### EXERCISE DETAILS
Look through the data below for the string "ciudadanos", and copy every line where it turns up.

START INFORMATION

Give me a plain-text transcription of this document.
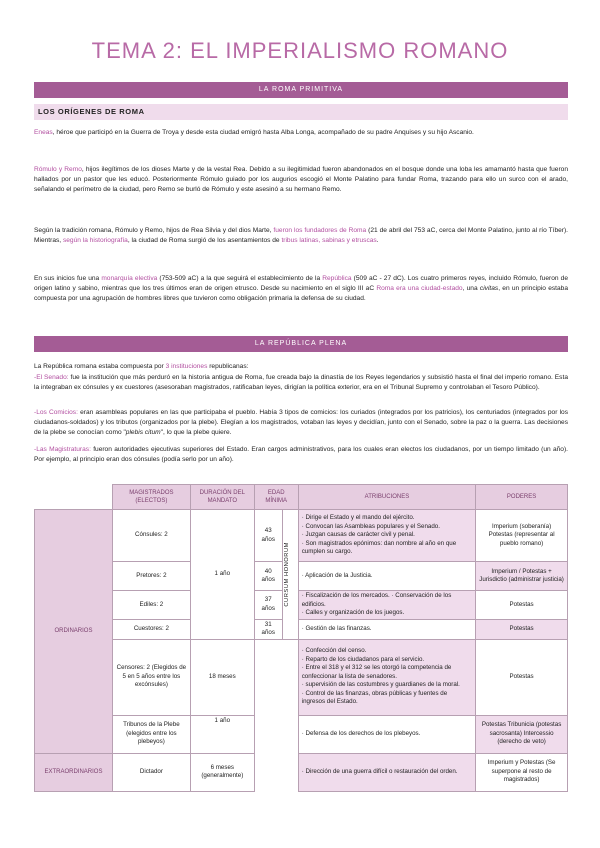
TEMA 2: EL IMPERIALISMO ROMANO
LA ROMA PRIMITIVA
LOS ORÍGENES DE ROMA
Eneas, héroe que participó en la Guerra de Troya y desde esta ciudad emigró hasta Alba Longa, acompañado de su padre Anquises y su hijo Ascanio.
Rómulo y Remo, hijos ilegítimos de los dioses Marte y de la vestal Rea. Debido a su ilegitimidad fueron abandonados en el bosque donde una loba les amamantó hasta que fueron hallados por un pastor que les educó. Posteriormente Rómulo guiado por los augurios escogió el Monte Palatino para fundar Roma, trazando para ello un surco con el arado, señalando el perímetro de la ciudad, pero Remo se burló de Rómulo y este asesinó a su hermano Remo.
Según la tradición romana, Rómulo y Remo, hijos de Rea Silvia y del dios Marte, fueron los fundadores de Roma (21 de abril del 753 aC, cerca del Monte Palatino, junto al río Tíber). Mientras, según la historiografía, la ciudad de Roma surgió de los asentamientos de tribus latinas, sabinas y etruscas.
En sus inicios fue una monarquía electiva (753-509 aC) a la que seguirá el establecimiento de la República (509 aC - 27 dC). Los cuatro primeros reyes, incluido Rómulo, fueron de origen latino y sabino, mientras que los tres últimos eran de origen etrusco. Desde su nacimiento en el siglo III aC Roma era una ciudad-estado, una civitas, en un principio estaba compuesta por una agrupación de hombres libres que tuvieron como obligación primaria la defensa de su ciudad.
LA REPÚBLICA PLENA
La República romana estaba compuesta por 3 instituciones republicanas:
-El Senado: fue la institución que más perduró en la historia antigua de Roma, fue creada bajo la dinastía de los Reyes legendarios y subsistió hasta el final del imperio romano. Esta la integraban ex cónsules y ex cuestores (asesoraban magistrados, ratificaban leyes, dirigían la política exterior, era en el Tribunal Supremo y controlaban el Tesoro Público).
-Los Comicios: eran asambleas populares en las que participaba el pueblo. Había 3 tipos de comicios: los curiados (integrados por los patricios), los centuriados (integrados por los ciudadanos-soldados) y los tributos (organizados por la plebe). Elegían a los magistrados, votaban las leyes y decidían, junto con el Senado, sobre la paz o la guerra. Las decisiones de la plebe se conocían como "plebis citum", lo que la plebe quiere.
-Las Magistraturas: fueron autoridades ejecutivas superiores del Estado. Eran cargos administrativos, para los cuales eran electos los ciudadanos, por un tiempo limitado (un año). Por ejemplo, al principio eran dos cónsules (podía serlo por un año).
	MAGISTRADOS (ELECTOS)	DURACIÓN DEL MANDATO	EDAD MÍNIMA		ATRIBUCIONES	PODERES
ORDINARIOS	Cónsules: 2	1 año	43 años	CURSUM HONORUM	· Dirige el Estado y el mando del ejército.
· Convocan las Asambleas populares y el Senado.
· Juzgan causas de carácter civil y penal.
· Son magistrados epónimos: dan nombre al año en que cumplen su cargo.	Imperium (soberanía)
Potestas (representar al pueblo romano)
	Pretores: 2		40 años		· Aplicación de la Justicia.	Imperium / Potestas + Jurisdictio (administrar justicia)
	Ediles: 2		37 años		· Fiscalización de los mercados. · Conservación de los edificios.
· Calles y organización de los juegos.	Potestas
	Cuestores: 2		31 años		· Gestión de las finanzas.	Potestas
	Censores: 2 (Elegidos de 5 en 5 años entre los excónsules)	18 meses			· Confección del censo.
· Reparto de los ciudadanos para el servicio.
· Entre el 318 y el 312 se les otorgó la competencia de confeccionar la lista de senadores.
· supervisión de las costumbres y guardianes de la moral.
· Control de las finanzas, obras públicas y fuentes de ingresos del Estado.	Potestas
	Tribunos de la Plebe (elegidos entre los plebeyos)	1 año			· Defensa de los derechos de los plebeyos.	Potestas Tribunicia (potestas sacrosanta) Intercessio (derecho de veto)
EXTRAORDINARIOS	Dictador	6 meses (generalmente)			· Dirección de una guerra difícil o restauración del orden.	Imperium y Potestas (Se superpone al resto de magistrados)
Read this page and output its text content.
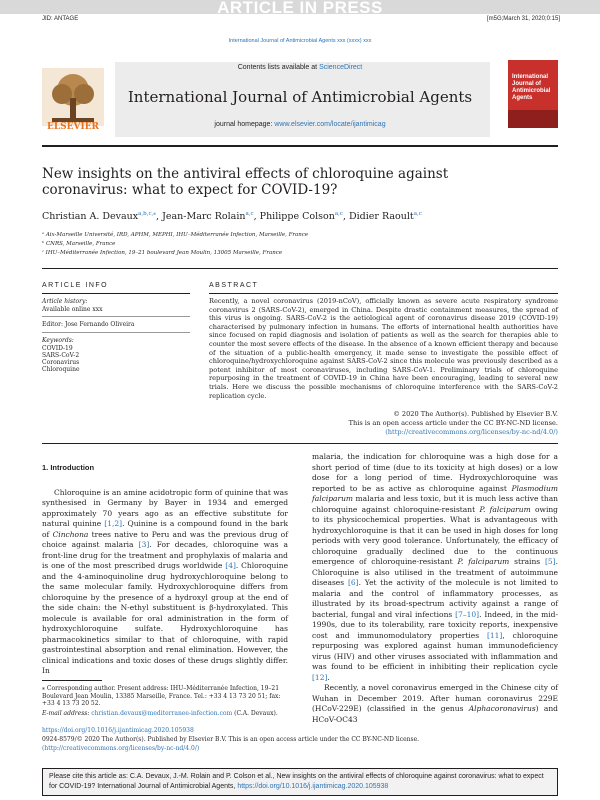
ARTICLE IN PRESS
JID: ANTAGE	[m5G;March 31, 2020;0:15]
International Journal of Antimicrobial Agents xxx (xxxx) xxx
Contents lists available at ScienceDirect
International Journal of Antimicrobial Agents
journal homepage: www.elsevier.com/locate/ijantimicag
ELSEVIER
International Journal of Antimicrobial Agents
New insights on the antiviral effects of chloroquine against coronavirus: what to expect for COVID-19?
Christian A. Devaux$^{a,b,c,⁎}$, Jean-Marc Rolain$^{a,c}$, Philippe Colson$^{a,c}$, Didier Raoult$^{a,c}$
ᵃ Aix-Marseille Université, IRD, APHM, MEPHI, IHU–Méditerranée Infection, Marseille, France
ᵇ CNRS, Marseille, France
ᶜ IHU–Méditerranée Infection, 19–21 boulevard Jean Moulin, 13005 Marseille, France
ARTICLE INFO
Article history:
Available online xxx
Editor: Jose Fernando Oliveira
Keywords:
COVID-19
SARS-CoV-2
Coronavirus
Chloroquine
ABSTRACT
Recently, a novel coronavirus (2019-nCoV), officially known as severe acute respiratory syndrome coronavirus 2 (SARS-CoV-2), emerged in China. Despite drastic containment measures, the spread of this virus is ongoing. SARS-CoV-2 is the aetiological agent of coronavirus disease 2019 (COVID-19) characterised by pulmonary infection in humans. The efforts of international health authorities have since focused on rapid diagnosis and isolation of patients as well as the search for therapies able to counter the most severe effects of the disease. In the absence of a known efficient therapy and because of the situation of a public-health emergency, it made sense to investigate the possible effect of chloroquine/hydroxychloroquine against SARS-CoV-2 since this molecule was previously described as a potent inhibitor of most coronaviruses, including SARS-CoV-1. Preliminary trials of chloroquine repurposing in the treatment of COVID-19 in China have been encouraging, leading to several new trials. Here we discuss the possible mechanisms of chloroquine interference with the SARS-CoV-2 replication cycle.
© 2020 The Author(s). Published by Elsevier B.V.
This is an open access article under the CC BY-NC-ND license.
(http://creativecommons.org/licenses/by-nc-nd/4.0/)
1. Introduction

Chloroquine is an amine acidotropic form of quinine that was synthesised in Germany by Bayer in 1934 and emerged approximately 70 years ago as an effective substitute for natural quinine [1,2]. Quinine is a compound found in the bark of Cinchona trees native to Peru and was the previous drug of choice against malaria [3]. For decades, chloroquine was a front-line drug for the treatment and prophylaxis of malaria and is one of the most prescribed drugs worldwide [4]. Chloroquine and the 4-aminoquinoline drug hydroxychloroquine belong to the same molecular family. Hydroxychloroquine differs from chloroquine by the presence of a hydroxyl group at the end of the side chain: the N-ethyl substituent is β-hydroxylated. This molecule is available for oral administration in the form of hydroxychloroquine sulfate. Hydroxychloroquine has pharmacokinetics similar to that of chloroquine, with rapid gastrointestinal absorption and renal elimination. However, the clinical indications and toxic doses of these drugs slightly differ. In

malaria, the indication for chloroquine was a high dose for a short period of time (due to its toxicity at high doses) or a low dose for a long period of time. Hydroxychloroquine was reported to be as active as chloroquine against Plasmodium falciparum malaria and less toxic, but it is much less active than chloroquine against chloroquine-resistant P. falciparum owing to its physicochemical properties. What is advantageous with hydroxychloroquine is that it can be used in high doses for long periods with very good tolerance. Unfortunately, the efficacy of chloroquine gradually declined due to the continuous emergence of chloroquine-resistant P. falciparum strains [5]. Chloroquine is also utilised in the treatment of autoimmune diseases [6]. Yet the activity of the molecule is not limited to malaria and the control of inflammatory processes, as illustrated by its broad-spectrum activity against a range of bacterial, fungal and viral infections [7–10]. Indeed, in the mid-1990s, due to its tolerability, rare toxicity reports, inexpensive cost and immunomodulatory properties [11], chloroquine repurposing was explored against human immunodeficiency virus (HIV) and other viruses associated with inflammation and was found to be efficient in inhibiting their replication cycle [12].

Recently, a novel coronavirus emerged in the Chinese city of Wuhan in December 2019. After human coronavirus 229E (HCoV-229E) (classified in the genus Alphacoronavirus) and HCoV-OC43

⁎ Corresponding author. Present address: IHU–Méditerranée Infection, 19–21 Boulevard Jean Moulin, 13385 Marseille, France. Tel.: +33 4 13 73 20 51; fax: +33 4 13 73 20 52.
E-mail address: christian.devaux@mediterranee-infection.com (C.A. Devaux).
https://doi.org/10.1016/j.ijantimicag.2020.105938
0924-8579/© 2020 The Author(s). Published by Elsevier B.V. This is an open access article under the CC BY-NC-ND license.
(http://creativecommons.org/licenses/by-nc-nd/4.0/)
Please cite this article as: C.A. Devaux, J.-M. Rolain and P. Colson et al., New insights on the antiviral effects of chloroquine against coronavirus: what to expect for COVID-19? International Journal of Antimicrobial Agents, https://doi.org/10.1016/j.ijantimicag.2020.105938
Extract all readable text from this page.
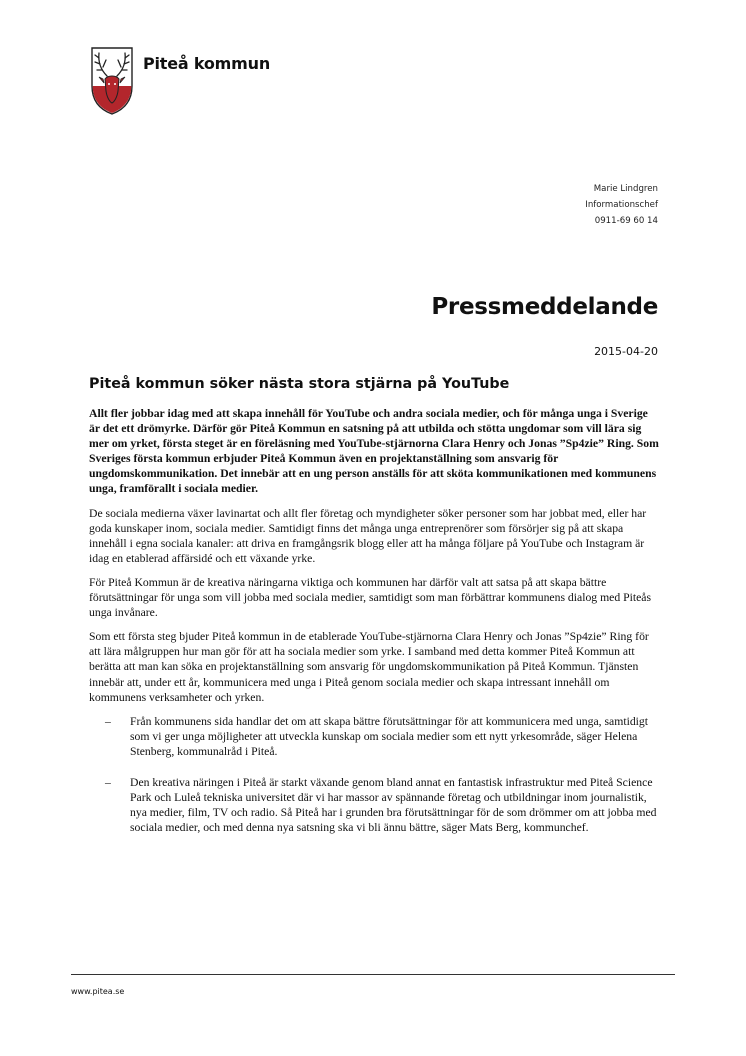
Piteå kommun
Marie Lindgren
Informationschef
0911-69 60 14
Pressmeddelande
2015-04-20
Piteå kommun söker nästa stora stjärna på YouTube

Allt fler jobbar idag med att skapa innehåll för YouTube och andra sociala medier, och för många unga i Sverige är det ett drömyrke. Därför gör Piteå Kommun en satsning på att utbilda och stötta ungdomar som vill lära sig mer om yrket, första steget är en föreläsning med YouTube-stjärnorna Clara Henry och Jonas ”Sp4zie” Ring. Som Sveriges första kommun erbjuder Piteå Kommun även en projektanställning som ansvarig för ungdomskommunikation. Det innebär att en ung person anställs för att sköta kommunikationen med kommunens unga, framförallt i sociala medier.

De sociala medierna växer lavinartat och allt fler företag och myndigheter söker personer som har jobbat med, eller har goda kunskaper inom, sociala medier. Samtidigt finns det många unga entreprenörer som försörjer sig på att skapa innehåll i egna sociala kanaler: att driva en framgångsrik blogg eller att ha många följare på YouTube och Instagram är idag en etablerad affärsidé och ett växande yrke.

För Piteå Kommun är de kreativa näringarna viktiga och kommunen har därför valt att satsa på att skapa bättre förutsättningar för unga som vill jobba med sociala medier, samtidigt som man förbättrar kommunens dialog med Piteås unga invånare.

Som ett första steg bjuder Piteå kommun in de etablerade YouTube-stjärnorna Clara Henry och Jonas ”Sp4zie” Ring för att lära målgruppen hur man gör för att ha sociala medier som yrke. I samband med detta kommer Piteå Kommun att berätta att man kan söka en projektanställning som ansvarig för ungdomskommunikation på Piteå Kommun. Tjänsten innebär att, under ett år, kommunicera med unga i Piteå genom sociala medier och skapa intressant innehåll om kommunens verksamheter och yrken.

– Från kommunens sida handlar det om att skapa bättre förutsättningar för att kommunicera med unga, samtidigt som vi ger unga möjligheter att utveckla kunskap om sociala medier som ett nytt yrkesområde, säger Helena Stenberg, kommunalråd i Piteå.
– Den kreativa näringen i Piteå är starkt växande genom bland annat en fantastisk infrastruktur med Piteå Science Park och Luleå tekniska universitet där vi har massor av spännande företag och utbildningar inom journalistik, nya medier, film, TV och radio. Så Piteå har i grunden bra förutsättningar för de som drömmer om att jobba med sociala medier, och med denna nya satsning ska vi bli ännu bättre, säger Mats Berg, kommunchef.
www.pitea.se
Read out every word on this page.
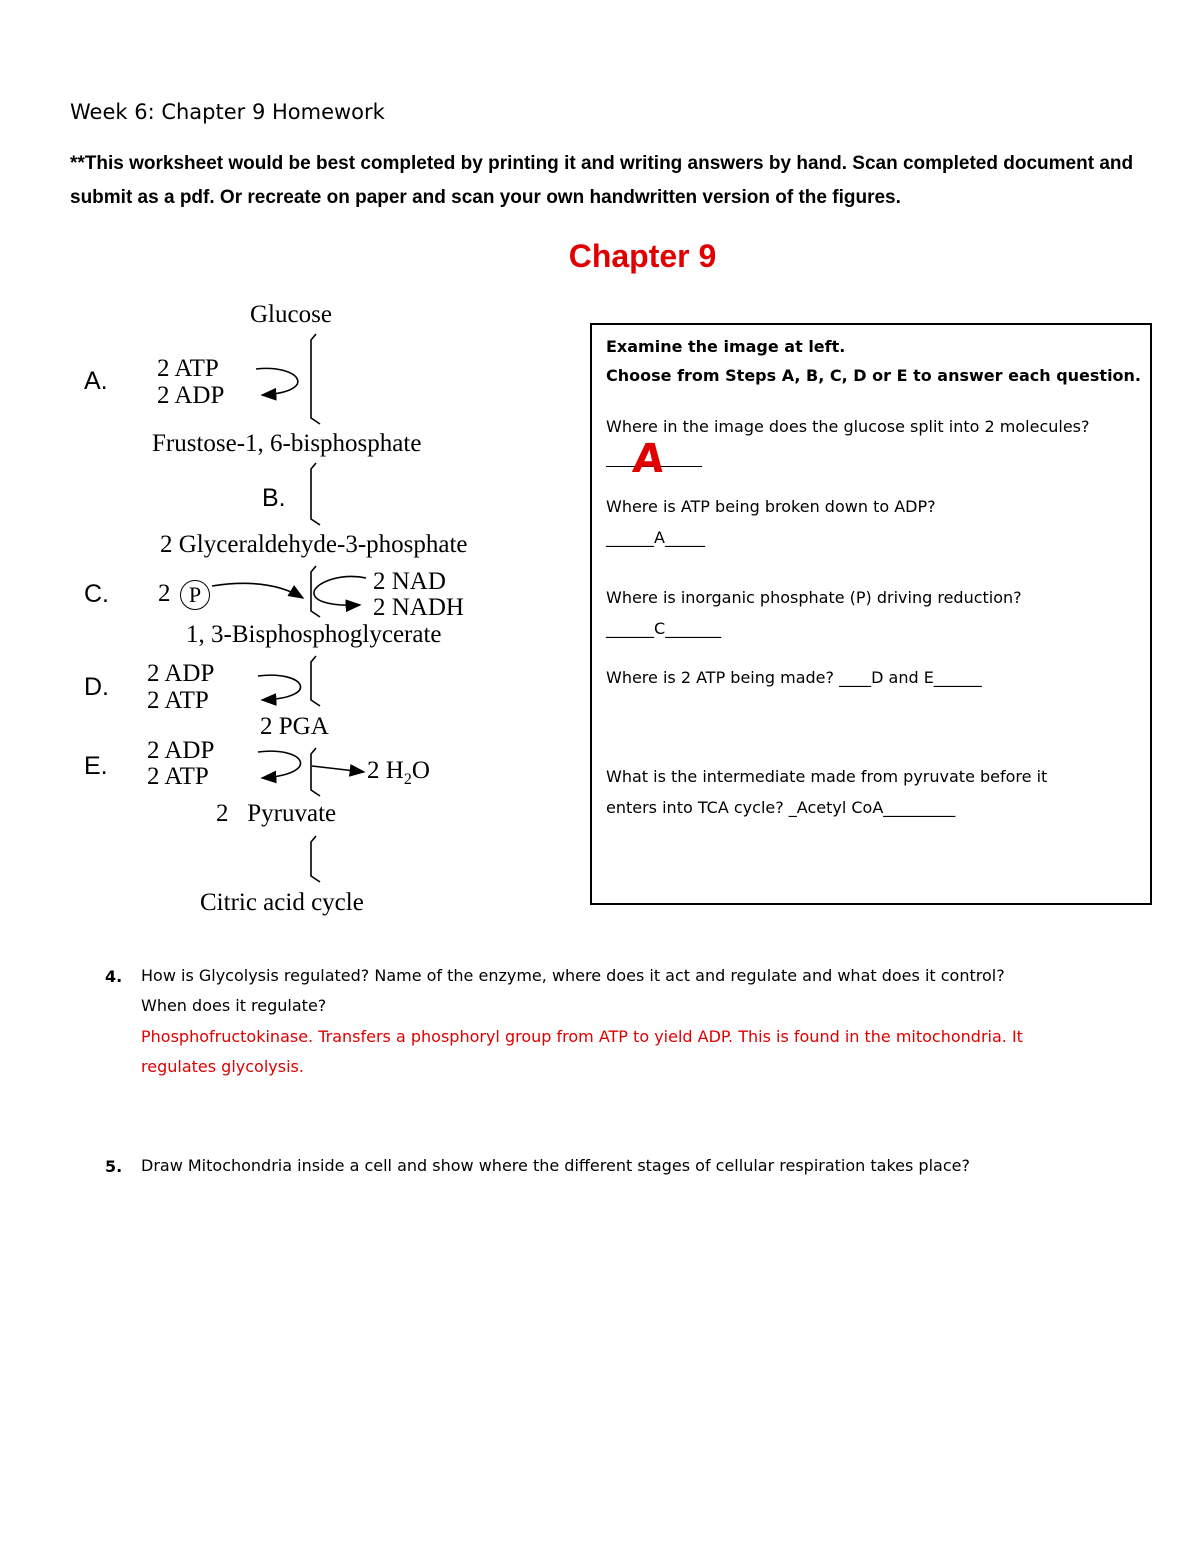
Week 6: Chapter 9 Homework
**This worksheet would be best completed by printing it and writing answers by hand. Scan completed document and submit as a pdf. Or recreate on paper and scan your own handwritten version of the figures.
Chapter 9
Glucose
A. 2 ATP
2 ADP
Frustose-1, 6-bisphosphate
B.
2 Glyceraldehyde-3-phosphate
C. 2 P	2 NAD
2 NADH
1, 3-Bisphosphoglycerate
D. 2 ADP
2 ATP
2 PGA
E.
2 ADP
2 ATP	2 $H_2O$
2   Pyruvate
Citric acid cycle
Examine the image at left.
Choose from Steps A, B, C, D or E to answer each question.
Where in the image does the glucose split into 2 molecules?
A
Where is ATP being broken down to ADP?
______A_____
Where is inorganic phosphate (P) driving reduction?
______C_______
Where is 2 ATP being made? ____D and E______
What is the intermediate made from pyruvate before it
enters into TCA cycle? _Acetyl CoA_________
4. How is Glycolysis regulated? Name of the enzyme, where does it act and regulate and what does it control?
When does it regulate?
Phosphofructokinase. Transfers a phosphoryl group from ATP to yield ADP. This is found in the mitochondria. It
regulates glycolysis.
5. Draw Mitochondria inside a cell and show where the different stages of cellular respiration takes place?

END INFORMATION

### SOLUTION FOR THIS EXERCISE
-Los Comicios: eran asambleas populares en las que participaba el pueblo. Había 3 tipos de comicios: los curiados (integrados por los patricios), los centuriados (integrados por los ciudadanos-soldados) y los tributos (organizados por la plebe). Elegían a los magistrados, votaban las leyes y decidían, junto con el Senado, sobre la paz o la guerra. Las decisiones de la plebe se conocían como "plebis citum", lo que la plebe quiere.
-Las Magistraturas: fueron autoridades ejecutivas superiores del Estado. Eran cargos administrativos, para los cuales eran electos los ciudadanos, por un tiempo limitado (un año). Por ejemplo, al principio eran dos cónsules (podía serlo por un año).
· Reparto de los ciudadanos para el servicio.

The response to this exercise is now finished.